**Selected text**
LONGLISTED FOR THE 2015 NATIONAL BOOK AWARD

A sharply observed, mordantly funny, and startlingly original novel from an exciting, unconventional new voice—the author of the acclaimed The Wallcreeper—about the making and unmaking of the American family that lays bare all of our assumptions about race and racism, sexuality and desire.

Stillwater College in Virginia, 1966. Freshman Peggy, an ingénue with literary pretensions, falls under the spell of Lee, a blue-blooded poet and professor, and they begin an ill-advised affair that results in an unplanned pregnancy and marriage. The two are mismatched from the start—she’s a lesbian, he’s gay—but it takes a decade of emotional erosion before Peggy runs off with their three-year-old daughter, leaving their nine-year-old son behind.

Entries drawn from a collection
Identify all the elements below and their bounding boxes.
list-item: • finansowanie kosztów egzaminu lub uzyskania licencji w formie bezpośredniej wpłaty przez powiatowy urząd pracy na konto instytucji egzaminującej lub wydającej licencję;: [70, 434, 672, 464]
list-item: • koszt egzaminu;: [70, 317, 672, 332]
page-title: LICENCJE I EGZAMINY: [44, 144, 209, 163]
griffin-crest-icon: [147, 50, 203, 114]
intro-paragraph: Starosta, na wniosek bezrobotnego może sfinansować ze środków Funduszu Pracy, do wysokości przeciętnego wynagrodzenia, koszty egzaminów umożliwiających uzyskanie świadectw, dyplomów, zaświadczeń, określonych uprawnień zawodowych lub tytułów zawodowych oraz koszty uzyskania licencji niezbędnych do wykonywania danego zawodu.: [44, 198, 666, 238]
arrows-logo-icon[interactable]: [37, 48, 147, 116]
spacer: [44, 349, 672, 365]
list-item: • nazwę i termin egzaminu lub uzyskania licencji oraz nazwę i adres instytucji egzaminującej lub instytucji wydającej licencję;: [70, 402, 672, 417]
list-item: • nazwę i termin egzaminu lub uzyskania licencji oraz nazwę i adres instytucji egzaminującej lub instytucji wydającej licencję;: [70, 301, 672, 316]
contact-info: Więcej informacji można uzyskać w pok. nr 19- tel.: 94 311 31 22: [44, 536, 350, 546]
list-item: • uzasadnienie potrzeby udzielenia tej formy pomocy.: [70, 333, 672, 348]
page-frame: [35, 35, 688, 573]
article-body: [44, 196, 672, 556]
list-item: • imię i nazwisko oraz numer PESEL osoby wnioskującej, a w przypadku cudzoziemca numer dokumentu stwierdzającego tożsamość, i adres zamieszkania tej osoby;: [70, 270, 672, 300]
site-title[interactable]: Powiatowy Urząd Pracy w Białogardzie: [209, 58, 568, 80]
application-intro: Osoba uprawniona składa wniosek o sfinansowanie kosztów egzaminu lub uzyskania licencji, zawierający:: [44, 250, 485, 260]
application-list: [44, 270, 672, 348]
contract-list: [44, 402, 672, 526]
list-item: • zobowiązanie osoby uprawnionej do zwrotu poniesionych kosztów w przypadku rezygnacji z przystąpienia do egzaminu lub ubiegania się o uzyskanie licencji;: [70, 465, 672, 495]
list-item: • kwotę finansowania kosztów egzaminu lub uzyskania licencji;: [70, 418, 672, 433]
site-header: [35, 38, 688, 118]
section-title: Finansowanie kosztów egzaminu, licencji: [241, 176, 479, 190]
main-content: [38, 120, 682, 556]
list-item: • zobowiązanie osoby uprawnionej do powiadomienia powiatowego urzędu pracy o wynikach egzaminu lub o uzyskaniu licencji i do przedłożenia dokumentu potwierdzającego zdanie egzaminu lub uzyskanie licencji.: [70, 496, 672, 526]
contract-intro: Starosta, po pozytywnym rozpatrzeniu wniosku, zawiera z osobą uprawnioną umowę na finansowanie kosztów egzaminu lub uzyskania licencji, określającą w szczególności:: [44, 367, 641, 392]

**Aim 1**
Render the records as a JSON list of strings, one string per line and blank lines omitted, beginning at the start of the records and continuing through the line containing "402, 672, 417]".
**Aim 2**
Carry on the description of the novel about Peggy and Lee, beginning right after its final sentence.

**Answer 1**
[
  "Identify all the elements below and their bounding boxes.",
  "list-item: • finansowanie kosztów egzaminu lub uzyskania licencji w formie bezpośredniej wpłaty przez powiatowy urząd pracy na konto instytucji egzaminującej lub wydającej licencję;: [70, 434, 672, 464]",
  "list-item: • koszt egzaminu;: [70, 317, 672, 332]",
  "page-title: LICENCJE I EGZAMINY: [44, 144, 209, 163]",
  "griffin-crest-icon: [147, 50, 203, 114]",
  "intro-paragraph: Starosta, na wniosek bezrobotnego może sfinansować ze środków Funduszu Pracy, do wysokości przeciętnego wynagrodzenia, koszty egzaminów umożliwiających uzyskanie świadectw, dyplomów, zaświadczeń, określonych uprawnień zawodowych lub tytułów zawodowych oraz koszty uzyskania licencji niezbędnych do wykonywania danego zawodu.: [44, 198, 666, 238]",
  "arrows-logo-icon[interactable]: [37, 48, 147, 116]",
  "spacer: [44, 349, 672, 365]",
  "list-item: • nazwę i termin egzaminu lub uzyskania licencji oraz nazwę i adres instytucji egzaminującej lub instytucji wydającej licencję;: [70, 402, 672, 417]"
]

**Answer 2**
Worried that Lee will have her committed for her erratic behavior, Peggy goes underground, adopting an African American persona for her and her daughter. They squat in a house in an African-American settlement, eventually moving to a housing project where no one questions their true racial identities. As Peggy and Lee’s children grow up, they must contend with diverse emotional issues: Byrdie deals with his father’s compulsive honesty; while Karen struggles with her mother’s lies—she knows neither her real age, nor that she is “white,” nor that she has any other family.

Years later, a minority scholarship lands Karen at the University of Virginia, where Byrdie is in his senior year. Eventually the long lost siblings will meet, setting off a series of misunderstandings and culminating in a comedic finale worthy of Shakespeare.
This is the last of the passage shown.